[start]

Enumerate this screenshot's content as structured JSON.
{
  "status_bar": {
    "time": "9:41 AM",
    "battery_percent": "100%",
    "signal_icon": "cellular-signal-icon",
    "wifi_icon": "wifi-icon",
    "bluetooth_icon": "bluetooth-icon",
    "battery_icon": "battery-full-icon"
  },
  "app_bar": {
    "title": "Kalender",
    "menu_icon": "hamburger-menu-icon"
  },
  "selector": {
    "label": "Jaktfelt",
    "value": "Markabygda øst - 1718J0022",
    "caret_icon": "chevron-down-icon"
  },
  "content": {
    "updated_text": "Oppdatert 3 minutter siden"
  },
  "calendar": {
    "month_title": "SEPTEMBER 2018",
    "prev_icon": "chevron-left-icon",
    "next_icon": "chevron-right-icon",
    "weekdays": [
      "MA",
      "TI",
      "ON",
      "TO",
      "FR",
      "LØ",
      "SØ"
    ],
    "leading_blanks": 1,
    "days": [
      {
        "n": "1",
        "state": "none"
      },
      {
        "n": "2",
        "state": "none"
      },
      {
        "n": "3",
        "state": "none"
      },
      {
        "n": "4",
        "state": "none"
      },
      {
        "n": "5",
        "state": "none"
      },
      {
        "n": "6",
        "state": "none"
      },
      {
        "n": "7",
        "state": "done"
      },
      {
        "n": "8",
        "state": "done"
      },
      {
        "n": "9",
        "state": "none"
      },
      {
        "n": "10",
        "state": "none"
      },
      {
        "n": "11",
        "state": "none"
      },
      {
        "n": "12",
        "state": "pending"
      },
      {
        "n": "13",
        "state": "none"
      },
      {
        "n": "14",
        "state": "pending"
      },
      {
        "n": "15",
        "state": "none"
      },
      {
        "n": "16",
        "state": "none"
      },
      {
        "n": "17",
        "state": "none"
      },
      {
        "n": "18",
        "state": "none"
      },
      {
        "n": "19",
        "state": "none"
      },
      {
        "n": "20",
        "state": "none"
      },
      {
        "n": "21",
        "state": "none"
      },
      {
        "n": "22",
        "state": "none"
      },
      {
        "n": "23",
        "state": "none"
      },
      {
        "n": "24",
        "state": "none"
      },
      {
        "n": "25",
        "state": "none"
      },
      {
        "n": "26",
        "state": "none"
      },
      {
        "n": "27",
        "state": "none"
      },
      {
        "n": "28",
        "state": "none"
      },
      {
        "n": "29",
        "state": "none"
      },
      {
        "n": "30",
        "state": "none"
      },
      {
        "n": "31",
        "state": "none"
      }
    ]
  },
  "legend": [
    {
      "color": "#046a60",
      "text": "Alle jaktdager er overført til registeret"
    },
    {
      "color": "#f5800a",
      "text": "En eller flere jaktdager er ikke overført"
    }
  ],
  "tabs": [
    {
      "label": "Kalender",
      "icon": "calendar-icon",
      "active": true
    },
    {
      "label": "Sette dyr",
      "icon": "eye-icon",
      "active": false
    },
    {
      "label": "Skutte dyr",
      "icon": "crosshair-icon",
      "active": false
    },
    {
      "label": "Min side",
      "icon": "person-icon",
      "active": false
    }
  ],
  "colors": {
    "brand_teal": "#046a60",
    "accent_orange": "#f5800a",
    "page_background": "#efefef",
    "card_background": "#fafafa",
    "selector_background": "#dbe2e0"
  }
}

[end]

GIVEN PROBLEM.
Copy out each line exactly as written.

RESULT FOR THIS TASK.
Enumerate this screenshot's content as structured JSON.
{
  "status_bar": {
    "time": "9:41 AM",
    "battery_percent": "100%",
    "signal_icon": "cellular-signal-icon",
    "wifi_icon": "wifi-icon",
    "bluetooth_icon": "bluetooth-icon",
    "battery_icon": "battery-full-icon"
  },
  "app_bar": {
    "title": "Kalender",
    "menu_icon": "hamburger-menu-icon"
  },
  "selector": {
    "label": "Jaktfelt",
    "value": "Markabygda øst - 1718J0022",
    "caret_icon": "chevron-down-icon"
  },
  "content": {
    "updated_text": "Oppdatert 3 minutter siden"
  },
  "calendar": {
    "month_title": "SEPTEMBER 2018",
    "prev_icon": "chevron-left-icon",
    "next_icon": "chevron-right-icon",
    "weekdays": [
      "MA",
      "TI",
      "ON",
      "TO",
      "FR",
      "LØ",
      "SØ"
    ],
    "leading_blanks": 1,
    "days": [
      {
        "n": "1",
        "state": "none"
      },
      {
        "n": "2",
        "state": "none"
      },
      {
        "n": "3",
        "state": "none"
      },
      {
        "n": "4",
        "state": "none"
      },
      {
        "n": "5",
        "state": "none"
      },
      {
        "n": "6",
        "state": "none"
      },
      {
        "n": "7",
        "state": "done"
      },
      {
        "n": "8",
        "state": "done"
      },
      {
        "n": "9",
        "state": "none"
      },
      {
        "n": "10",
        "state": "none"
      },
      {
        "n": "11",
        "state": "none"
      },
      {
        "n": "12",
        "state": "pending"
      },
      {
        "n": "13",
        "state": "none"
      },
      {
        "n": "14",
        "state": "pending"
      },
      {
        "n": "15",
        "state": "none"
      },
      {
        "n": "16",
        "state": "none"
      },
      {
        "n": "17",
        "state": "none"
      },
      {
        "n": "18",
        "state": "none"
      },
      {
        "n": "19",
        "state": "none"
      },
      {
        "n": "20",
        "state": "none"
      },
      {
        "n": "21",
        "state": "none"
      },
      {
        "n": "22",
        "state": "none"
      },
      {
        "n": "23",
        "state": "none"
      },
      {
        "n": "24",
        "state": "none"
      },
      {
        "n": "25",
        "state": "none"
      },
      {
        "n": "26",
        "state": "none"
      },
      {
        "n": "27",
        "state": "none"
      },
      {
        "n": "28",
        "state": "none"
      },
      {
        "n": "29",
        "state": "none"
      },
      {
        "n": "30",
        "state": "none"
      },
      {
        "n": "31",
        "state": "none"
      }
    ]
  },
  "legend": [
    {
      "color": "#046a60",
      "text": "Alle jaktdager er overført til registeret"
    },
    {
      "color": "#f5800a",
      "text": "En eller flere jaktdager er ikke overført"
    }
  ],
  "tabs": [
    {
      "label": "Kalender",
      "icon": "calendar-icon",
      "active": true
    },
    {
      "label": "Sette dyr",
      "icon": "eye-icon",
      "active": false
    },
    {
      "label": "Skutte dyr",
      "icon": "crosshair-icon",
      "active": false
    },
    {
      "label": "Min side",
      "icon": "person-icon",
      "active": false
    }
  ],
  "colors": {
    "brand_teal": "#046a60",
    "accent_orange": "#f5800a",
    "page_background": "#efefef",
    "card_background": "#fafafa",
    "selector_background": "#dbe2e0"
  }
}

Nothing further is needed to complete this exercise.